Drop every picture and give the entries back exactly.

**TASK INPUT**
##############################
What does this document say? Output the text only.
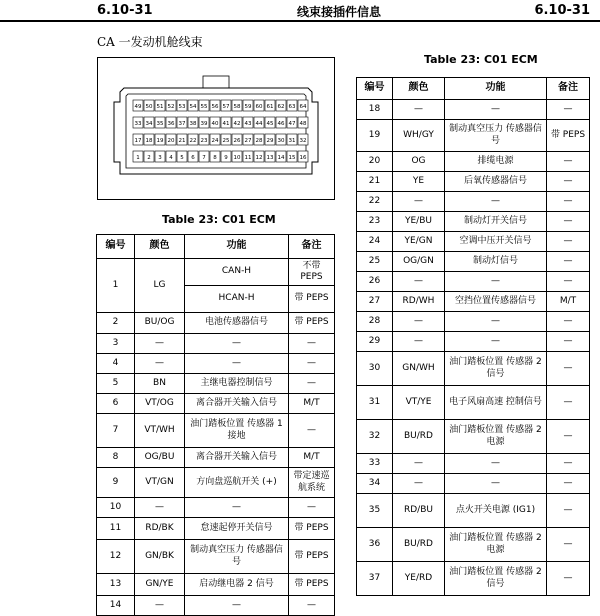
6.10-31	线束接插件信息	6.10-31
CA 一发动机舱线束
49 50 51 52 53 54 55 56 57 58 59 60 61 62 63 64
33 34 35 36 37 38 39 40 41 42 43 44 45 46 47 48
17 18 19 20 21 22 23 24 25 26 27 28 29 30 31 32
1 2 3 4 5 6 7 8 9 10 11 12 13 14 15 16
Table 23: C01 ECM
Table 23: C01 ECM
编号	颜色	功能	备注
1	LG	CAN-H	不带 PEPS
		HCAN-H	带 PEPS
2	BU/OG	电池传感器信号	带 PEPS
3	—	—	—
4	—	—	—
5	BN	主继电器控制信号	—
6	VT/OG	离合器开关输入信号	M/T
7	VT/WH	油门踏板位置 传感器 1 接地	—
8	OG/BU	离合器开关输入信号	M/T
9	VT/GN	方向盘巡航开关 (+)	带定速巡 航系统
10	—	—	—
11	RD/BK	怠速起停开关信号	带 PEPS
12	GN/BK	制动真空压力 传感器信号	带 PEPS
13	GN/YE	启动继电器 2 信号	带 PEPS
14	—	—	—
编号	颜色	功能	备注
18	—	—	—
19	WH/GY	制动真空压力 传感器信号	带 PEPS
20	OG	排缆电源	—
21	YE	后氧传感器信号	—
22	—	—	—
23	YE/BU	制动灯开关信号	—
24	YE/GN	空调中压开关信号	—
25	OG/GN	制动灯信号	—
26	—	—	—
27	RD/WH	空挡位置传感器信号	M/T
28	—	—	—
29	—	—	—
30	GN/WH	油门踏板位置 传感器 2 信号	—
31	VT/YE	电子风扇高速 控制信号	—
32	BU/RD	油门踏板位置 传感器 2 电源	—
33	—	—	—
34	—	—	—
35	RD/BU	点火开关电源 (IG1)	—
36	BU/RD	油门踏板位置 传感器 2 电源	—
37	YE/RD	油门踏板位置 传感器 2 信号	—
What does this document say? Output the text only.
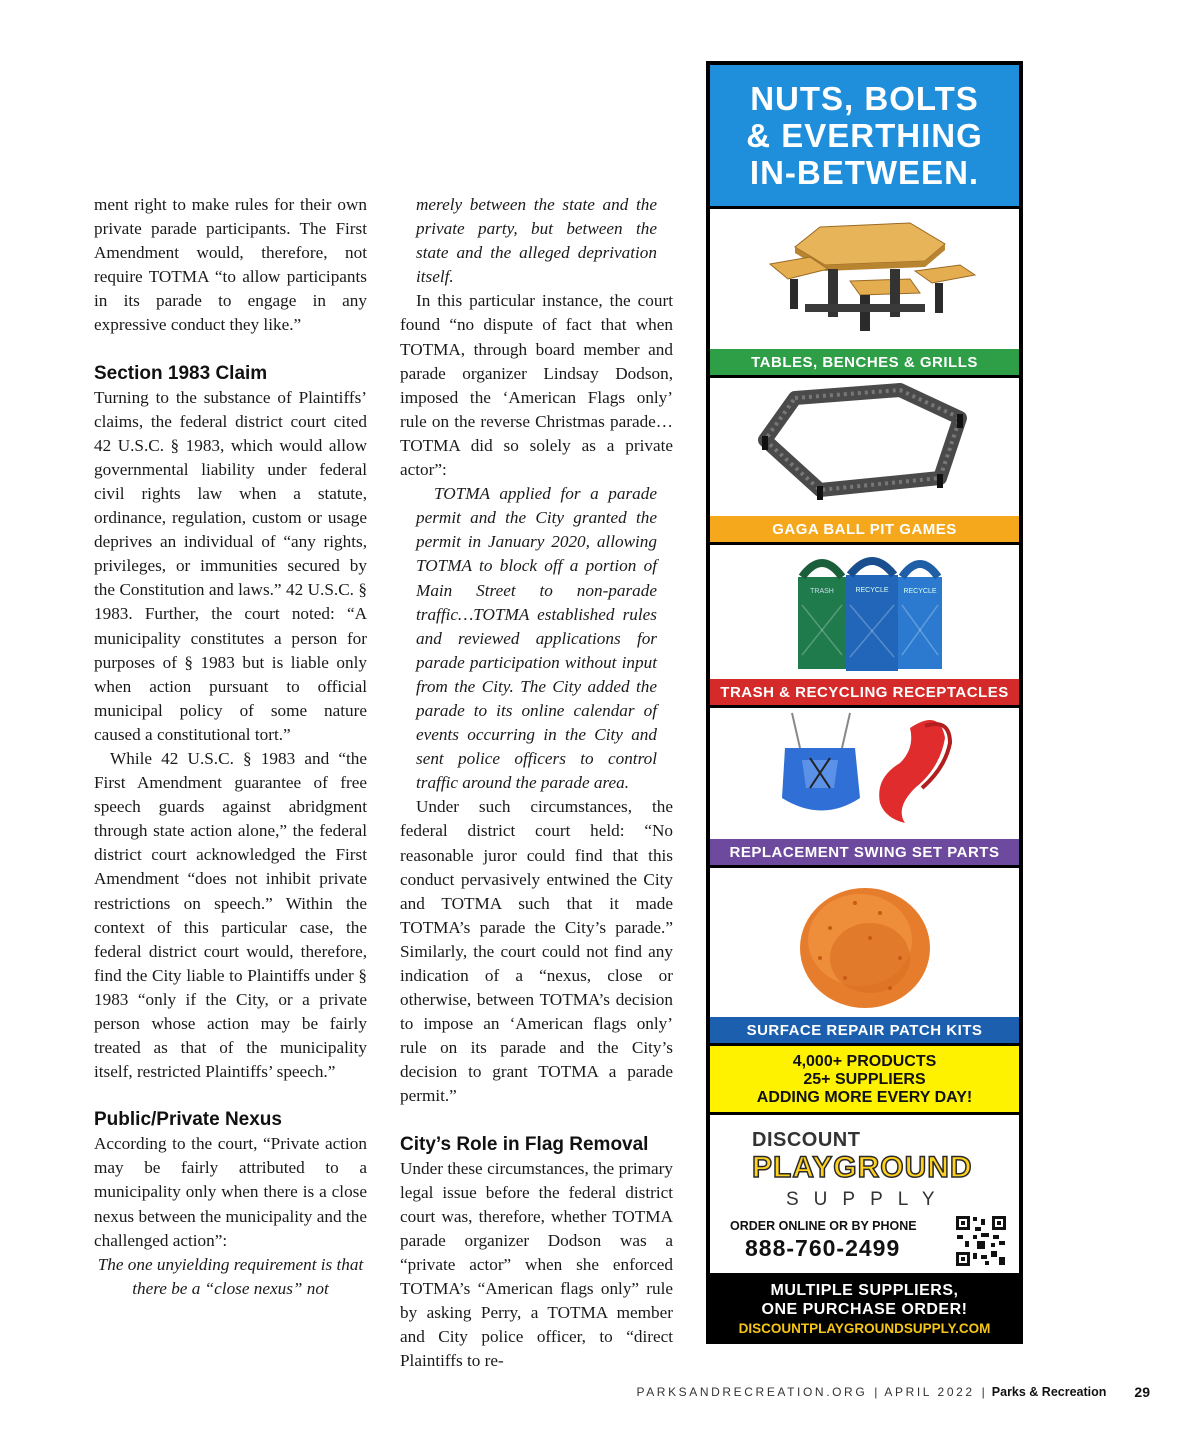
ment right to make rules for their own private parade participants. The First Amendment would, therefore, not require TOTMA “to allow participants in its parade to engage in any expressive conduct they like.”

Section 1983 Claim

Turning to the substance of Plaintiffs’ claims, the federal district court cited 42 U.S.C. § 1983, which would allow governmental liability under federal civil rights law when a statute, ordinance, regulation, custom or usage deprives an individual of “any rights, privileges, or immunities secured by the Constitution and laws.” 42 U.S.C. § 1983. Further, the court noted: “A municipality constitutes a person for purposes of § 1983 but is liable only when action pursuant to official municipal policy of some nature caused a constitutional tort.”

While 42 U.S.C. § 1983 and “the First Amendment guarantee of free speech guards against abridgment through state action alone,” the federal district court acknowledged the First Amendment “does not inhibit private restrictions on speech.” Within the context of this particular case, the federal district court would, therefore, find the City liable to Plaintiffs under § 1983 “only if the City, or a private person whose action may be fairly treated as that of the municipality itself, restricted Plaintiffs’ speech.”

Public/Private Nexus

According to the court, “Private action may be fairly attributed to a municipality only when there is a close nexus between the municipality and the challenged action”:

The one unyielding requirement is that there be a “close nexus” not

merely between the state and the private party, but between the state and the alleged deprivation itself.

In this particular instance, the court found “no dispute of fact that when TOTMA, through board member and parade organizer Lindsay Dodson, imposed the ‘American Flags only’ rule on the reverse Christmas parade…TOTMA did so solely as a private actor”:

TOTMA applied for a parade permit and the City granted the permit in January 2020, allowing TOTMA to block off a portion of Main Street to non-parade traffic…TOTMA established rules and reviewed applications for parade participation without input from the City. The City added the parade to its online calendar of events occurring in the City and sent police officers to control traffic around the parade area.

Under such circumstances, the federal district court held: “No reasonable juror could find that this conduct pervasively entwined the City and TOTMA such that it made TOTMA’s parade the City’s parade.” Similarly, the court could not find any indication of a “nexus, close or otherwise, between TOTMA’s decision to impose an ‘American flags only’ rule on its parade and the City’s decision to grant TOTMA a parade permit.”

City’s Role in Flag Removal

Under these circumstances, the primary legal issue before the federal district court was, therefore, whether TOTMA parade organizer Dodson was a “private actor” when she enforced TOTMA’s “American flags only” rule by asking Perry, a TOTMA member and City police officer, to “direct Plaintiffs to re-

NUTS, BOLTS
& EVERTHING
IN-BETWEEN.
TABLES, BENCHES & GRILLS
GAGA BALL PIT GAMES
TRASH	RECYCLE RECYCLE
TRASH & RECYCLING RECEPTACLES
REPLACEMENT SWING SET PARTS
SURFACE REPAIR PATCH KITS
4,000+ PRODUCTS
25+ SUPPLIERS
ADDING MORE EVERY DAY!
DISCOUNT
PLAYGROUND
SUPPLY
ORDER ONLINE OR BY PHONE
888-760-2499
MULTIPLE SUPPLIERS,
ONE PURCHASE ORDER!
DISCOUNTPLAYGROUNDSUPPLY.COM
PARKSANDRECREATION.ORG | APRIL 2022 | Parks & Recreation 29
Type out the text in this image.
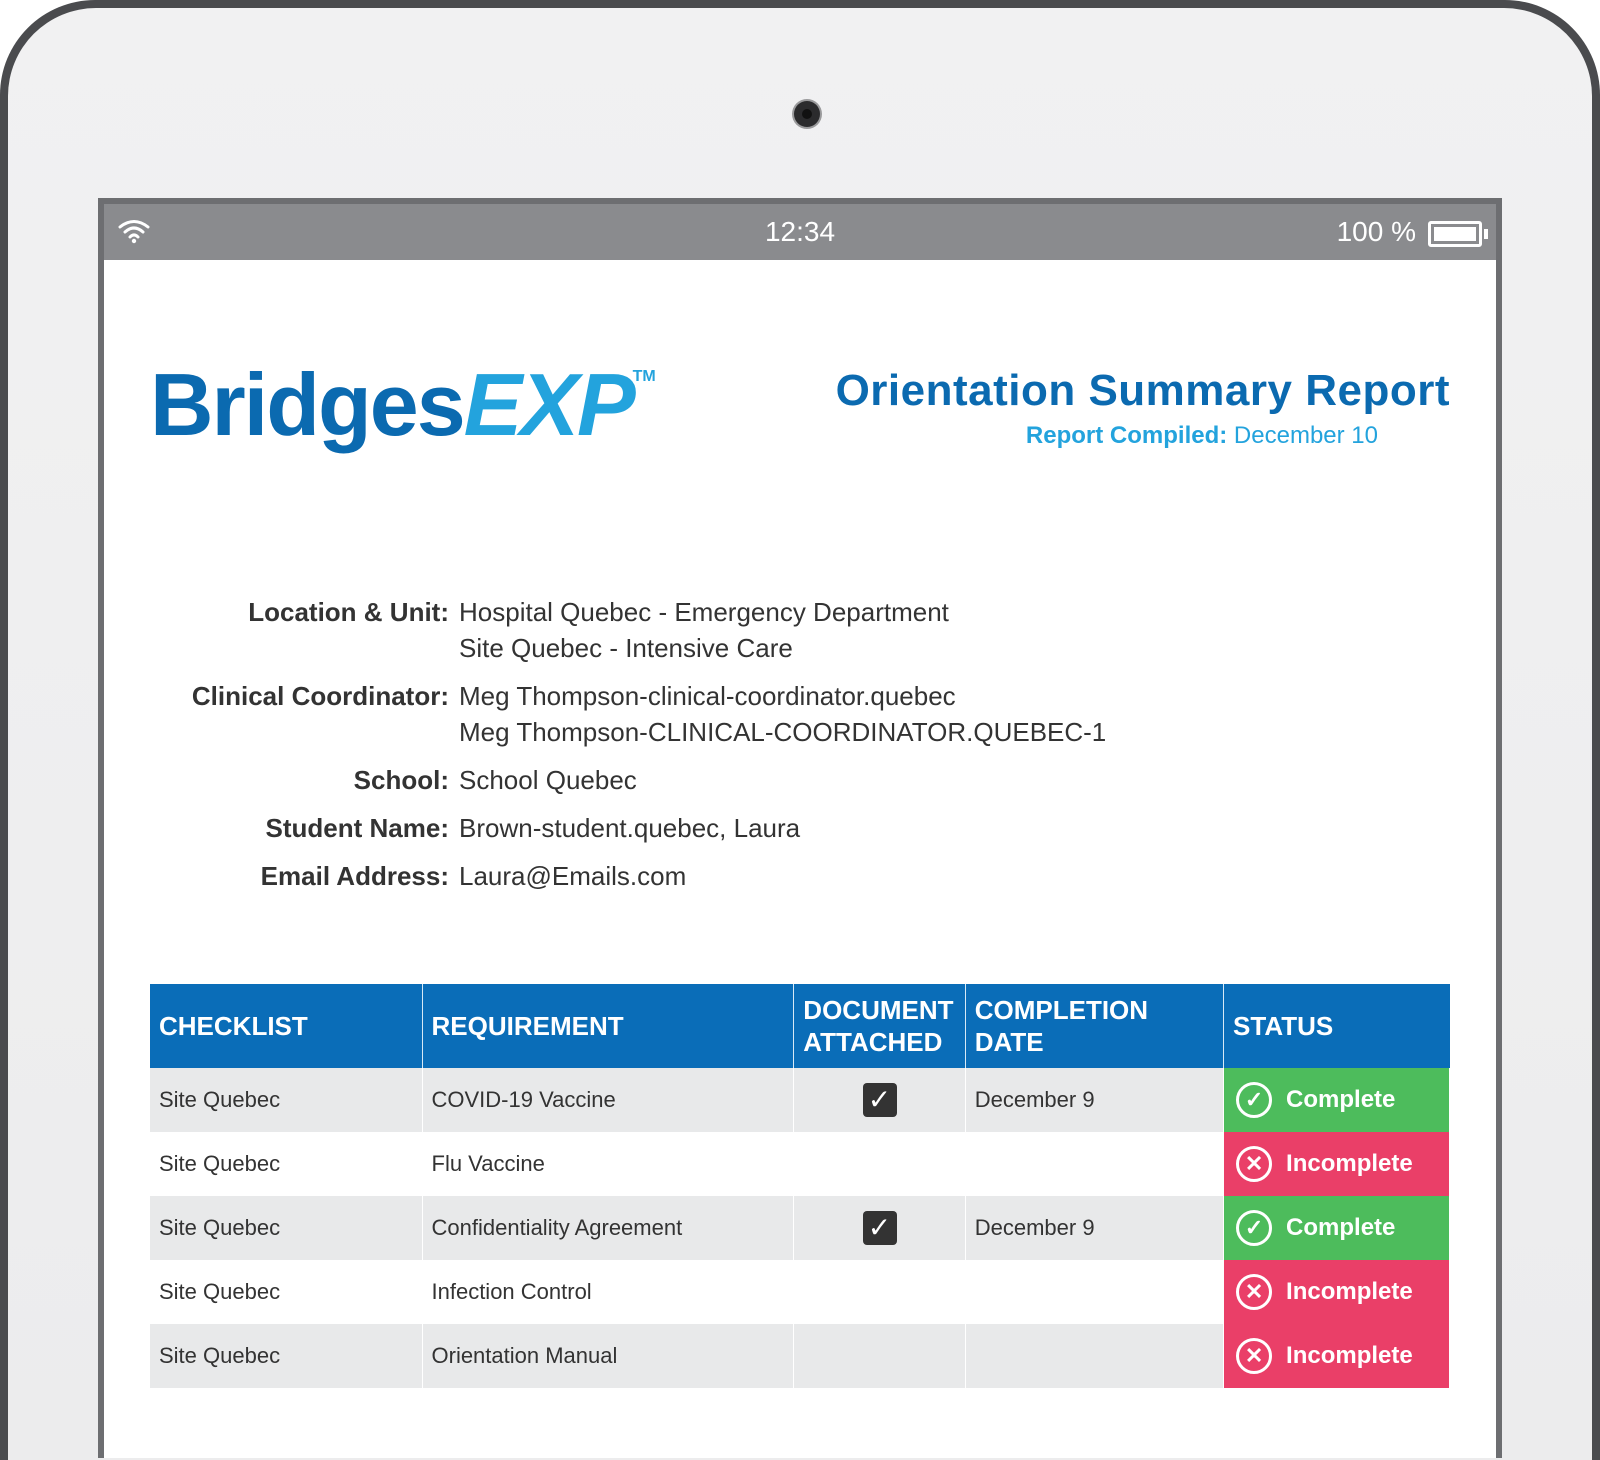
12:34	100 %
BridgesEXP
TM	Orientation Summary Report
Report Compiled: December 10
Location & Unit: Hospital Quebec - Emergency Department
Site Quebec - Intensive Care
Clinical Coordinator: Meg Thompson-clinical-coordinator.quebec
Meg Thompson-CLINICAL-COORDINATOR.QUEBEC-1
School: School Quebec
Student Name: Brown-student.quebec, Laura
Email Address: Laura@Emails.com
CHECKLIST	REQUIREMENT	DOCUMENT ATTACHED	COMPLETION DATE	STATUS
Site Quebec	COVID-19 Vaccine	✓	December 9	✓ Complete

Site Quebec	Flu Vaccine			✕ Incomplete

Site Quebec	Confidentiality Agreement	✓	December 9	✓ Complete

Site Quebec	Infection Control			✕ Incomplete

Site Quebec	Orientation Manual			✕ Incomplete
##############################
**EXPECTED ANSWER**
What does this document say? Output the text only.
6.10-31	线束接插件信息	6.10-31
CA 一发动机舱线束
49 50 51 52 53 54 55 56 57 58 59 60 61 62 63 64
33 34 35 36 37 38 39 40 41 42 43 44 45 46 47 48
17 18 19 20 21 22 23 24 25 26 27 28 29 30 31 32
1 2 3 4 5 6 7 8 9 10 11 12 13 14 15 16
Table 23: C01 ECM
Table 23: C01 ECM
编号	颜色	功能	备注
1	LG	CAN-H	不带 PEPS
		HCAN-H	带 PEPS
2	BU/OG	电池传感器信号	带 PEPS
3	—	—	—
4	—	—	—
5	BN	主继电器控制信号	—
6	VT/OG	离合器开关输入信号	M/T
7	VT/WH	油门踏板位置 传感器 1 接地	—
8	OG/BU	离合器开关输入信号	M/T
9	VT/GN	方向盘巡航开关 (+)	带定速巡 航系统
10	—	—	—
11	RD/BK	怠速起停开关信号	带 PEPS
12	GN/BK	制动真空压力 传感器信号	带 PEPS
13	GN/YE	启动继电器 2 信号	带 PEPS
14	—	—	—
编号	颜色	功能	备注
18	—	—	—
19	WH/GY	制动真空压力 传感器信号	带 PEPS
20	OG	排缆电源	—
21	YE	后氧传感器信号	—
22	—	—	—
23	YE/BU	制动灯开关信号	—
24	YE/GN	空调中压开关信号	—
25	OG/GN	制动灯信号	—
26	—	—	—
27	RD/WH	空挡位置传感器信号	M/T
28	—	—	—
29	—	—	—
30	GN/WH	油门踏板位置 传感器 2 信号	—
31	VT/YE	电子风扇高速 控制信号	—
32	BU/RD	油门踏板位置 传感器 2 电源	—
33	—	—	—
34	—	—	—
35	RD/BU	点火开关电源 (IG1)	—
36	BU/RD	油门踏板位置 传感器 2 电源	—
37	YE/RD	油门踏板位置 传感器 2 信号	—
What does this document say? Output the text only.
ment right to make rules for their own private parade participants. The First Amendment would, therefore, not require TOTMA “to allow participants in its parade to engage in any expressive conduct they like.”

Section 1983 Claim

Turning to the substance of Plaintiffs’ claims, the federal district court cited 42 U.S.C. § 1983, which would allow governmental liability under federal civil rights law when a statute, ordinance, regulation, custom or usage deprives an individual of “any rights, privileges, or immunities secured by the Constitution and laws.” 42 U.S.C. § 1983. Further, the court noted: “A municipality constitutes a person for purposes of § 1983 but is liable only when action pursuant to official municipal policy of some nature caused a constitutional tort.”

While 42 U.S.C. § 1983 and “the First Amendment guarantee of free speech guards against abridgment through state action alone,” the federal district court acknowledged the First Amendment “does not inhibit private restrictions on speech.” Within the context of this particular case, the federal district court would, therefore, find the City liable to Plaintiffs under § 1983 “only if the City, or a private person whose action may be fairly treated as that of the municipality itself, restricted Plaintiffs’ speech.”

Public/Private Nexus

According to the court, “Private action may be fairly attributed to a municipality only when there is a close nexus between the municipality and the challenged action”:

The one unyielding requirement is that there be a “close nexus” not

merely between the state and the private party, but between the state and the alleged deprivation itself.

In this particular instance, the court found “no dispute of fact that when TOTMA, through board member and parade organizer Lindsay Dodson, imposed the ‘American Flags only’ rule on the reverse Christmas parade…TOTMA did so solely as a private actor”:

TOTMA applied for a parade permit and the City granted the permit in January 2020, allowing TOTMA to block off a portion of Main Street to non-parade traffic…TOTMA established rules and reviewed applications for parade participation without input from the City. The City added the parade to its online calendar of events occurring in the City and sent police officers to control traffic around the parade area.

Under such circumstances, the federal district court held: “No reasonable juror could find that this conduct pervasively entwined the City and TOTMA such that it made TOTMA’s parade the City’s parade.” Similarly, the court could not find any indication of a “nexus, close or otherwise, between TOTMA’s decision to impose an ‘American flags only’ rule on its parade and the City’s decision to grant TOTMA a parade permit.”

City’s Role in Flag Removal

Under these circumstances, the primary legal issue before the federal district court was, therefore, whether TOTMA parade organizer Dodson was a “private actor” when she enforced TOTMA’s “American flags only” rule by asking Perry, a TOTMA member and City police officer, to “direct Plaintiffs to re-

NUTS, BOLTS
& EVERTHING
IN-BETWEEN.
TABLES, BENCHES & GRILLS
GAGA BALL PIT GAMES
TRASH	RECYCLE RECYCLE
TRASH & RECYCLING RECEPTACLES
REPLACEMENT SWING SET PARTS
SURFACE REPAIR PATCH KITS
4,000+ PRODUCTS
25+ SUPPLIERS
ADDING MORE EVERY DAY!
DISCOUNT
PLAYGROUND
SUPPLY
ORDER ONLINE OR BY PHONE
888-760-2499
MULTIPLE SUPPLIERS,
ONE PURCHASE ORDER!
DISCOUNTPLAYGROUNDSUPPLY.COM
PARKSANDRECREATION.ORG | APRIL 2022 | Parks & Recreation 29
Type out the text in this image.
12:34	100 %
BridgesEXP
TM	Orientation Summary Report
Report Compiled: December 10
Location & Unit: Hospital Quebec - Emergency Department
Site Quebec - Intensive Care
Clinical Coordinator: Meg Thompson-clinical-coordinator.quebec
Meg Thompson-CLINICAL-COORDINATOR.QUEBEC-1
School: School Quebec
Student Name: Brown-student.quebec, Laura
Email Address: Laura@Emails.com
CHECKLIST	REQUIREMENT	DOCUMENT ATTACHED	COMPLETION DATE	STATUS
Site Quebec	COVID-19 Vaccine	✓	December 9	✓ Complete

Site Quebec	Flu Vaccine			✕ Incomplete

Site Quebec	Confidentiality Agreement	✓	December 9	✓ Complete

Site Quebec	Infection Control			✕ Incomplete

Site Quebec	Orientation Manual			✕ Incomplete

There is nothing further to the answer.